◆ Records shown:
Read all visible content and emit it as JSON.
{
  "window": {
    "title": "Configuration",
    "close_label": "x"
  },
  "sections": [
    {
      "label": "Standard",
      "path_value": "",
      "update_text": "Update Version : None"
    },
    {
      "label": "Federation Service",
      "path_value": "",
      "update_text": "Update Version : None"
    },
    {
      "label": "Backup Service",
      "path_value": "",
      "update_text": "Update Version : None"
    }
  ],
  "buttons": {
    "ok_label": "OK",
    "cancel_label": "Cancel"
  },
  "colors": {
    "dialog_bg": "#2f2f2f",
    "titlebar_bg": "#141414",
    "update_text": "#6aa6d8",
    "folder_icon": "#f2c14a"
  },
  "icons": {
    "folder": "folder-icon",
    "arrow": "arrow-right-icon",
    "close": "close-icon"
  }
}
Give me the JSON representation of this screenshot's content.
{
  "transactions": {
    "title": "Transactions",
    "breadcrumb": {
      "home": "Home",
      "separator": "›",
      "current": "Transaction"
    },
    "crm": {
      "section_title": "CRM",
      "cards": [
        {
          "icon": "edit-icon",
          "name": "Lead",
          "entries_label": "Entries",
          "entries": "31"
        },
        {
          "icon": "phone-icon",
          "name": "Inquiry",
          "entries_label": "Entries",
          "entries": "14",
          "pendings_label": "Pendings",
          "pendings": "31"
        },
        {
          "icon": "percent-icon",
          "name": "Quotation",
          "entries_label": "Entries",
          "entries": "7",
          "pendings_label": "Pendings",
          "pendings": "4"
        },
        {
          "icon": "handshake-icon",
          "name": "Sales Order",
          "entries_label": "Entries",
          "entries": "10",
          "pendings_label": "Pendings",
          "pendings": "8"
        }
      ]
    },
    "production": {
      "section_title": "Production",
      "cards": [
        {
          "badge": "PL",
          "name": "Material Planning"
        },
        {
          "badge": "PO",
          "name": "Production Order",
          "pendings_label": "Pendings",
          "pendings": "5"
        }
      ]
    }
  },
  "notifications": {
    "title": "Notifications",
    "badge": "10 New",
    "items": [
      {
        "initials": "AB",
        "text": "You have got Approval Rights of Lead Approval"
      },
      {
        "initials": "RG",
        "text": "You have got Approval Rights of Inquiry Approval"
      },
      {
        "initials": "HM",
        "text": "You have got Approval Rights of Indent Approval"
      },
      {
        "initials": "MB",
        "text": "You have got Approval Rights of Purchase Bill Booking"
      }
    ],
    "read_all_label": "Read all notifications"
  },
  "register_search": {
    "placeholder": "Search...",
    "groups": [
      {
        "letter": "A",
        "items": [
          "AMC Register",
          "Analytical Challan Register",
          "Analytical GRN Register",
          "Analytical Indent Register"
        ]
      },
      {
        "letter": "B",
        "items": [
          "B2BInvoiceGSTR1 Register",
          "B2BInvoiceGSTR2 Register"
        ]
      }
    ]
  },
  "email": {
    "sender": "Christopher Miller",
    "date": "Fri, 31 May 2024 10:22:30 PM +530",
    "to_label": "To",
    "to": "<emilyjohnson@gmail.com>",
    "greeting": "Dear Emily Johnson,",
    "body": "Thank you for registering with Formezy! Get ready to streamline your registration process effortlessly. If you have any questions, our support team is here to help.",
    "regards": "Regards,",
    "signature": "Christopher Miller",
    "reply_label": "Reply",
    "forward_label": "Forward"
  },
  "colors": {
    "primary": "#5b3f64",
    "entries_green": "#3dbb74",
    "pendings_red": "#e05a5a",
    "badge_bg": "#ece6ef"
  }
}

◆ The request:
Reproduce the material above, every line of it, exactly.

◆ Response:
Read all visible content and emit it as JSON.
{
  "window": {
    "title": "Configuration",
    "close_label": "x"
  },
  "sections": [
    {
      "label": "Standard",
      "path_value": "",
      "update_text": "Update Version : None"
    },
    {
      "label": "Federation Service",
      "path_value": "",
      "update_text": "Update Version : None"
    },
    {
      "label": "Backup Service",
      "path_value": "",
      "update_text": "Update Version : None"
    }
  ],
  "buttons": {
    "ok_label": "OK",
    "cancel_label": "Cancel"
  },
  "colors": {
    "dialog_bg": "#2f2f2f",
    "titlebar_bg": "#141414",
    "update_text": "#6aa6d8",
    "folder_icon": "#f2c14a"
  },
  "icons": {
    "folder": "folder-icon",
    "arrow": "arrow-right-icon",
    "close": "close-icon"
  }
}
Give me the JSON representation of this screenshot's content.
{
  "transactions": {
    "title": "Transactions",
    "breadcrumb": {
      "home": "Home",
      "separator": "›",
      "current": "Transaction"
    },
    "crm": {
      "section_title": "CRM",
      "cards": [
        {
          "icon": "edit-icon",
          "name": "Lead",
          "entries_label": "Entries",
          "entries": "31"
        },
        {
          "icon": "phone-icon",
          "name": "Inquiry",
          "entries_label": "Entries",
          "entries": "14",
          "pendings_label": "Pendings",
          "pendings": "31"
        },
        {
          "icon": "percent-icon",
          "name": "Quotation",
          "entries_label": "Entries",
          "entries": "7",
          "pendings_label": "Pendings",
          "pendings": "4"
        },
        {
          "icon": "handshake-icon",
          "name": "Sales Order",
          "entries_label": "Entries",
          "entries": "10",
          "pendings_label": "Pendings",
          "pendings": "8"
        }
      ]
    },
    "production": {
      "section_title": "Production",
      "cards": [
        {
          "badge": "PL",
          "name": "Material Planning"
        },
        {
          "badge": "PO",
          "name": "Production Order",
          "pendings_label": "Pendings",
          "pendings": "5"
        }
      ]
    }
  },
  "notifications": {
    "title": "Notifications",
    "badge": "10 New",
    "items": [
      {
        "initials": "AB",
        "text": "You have got Approval Rights of Lead Approval"
      },
      {
        "initials": "RG",
        "text": "You have got Approval Rights of Inquiry Approval"
      },
      {
        "initials": "HM",
        "text": "You have got Approval Rights of Indent Approval"
      },
      {
        "initials": "MB",
        "text": "You have got Approval Rights of Purchase Bill Booking"
      }
    ],
    "read_all_label": "Read all notifications"
  },
  "register_search": {
    "placeholder": "Search...",
    "groups": [
      {
        "letter": "A",
        "items": [
          "AMC Register",
          "Analytical Challan Register",
          "Analytical GRN Register",
          "Analytical Indent Register"
        ]
      },
      {
        "letter": "B",
        "items": [
          "B2BInvoiceGSTR1 Register",
          "B2BInvoiceGSTR2 Register"
        ]
      }
    ]
  },
  "email": {
    "sender": "Christopher Miller",
    "date": "Fri, 31 May 2024 10:22:30 PM +530",
    "to_label": "To",
    "to": "<emilyjohnson@gmail.com>",
    "greeting": "Dear Emily Johnson,",
    "body": "Thank you for registering with Formezy! Get ready to streamline your registration process effortlessly. If you have any questions, our support team is here to help.",
    "regards": "Regards,",
    "signature": "Christopher Miller",
    "reply_label": "Reply",
    "forward_label": "Forward"
  },
  "colors": {
    "primary": "#5b3f64",
    "entries_green": "#3dbb74",
    "pendings_red": "#e05a5a",
    "badge_bg": "#ece6ef"
  }
}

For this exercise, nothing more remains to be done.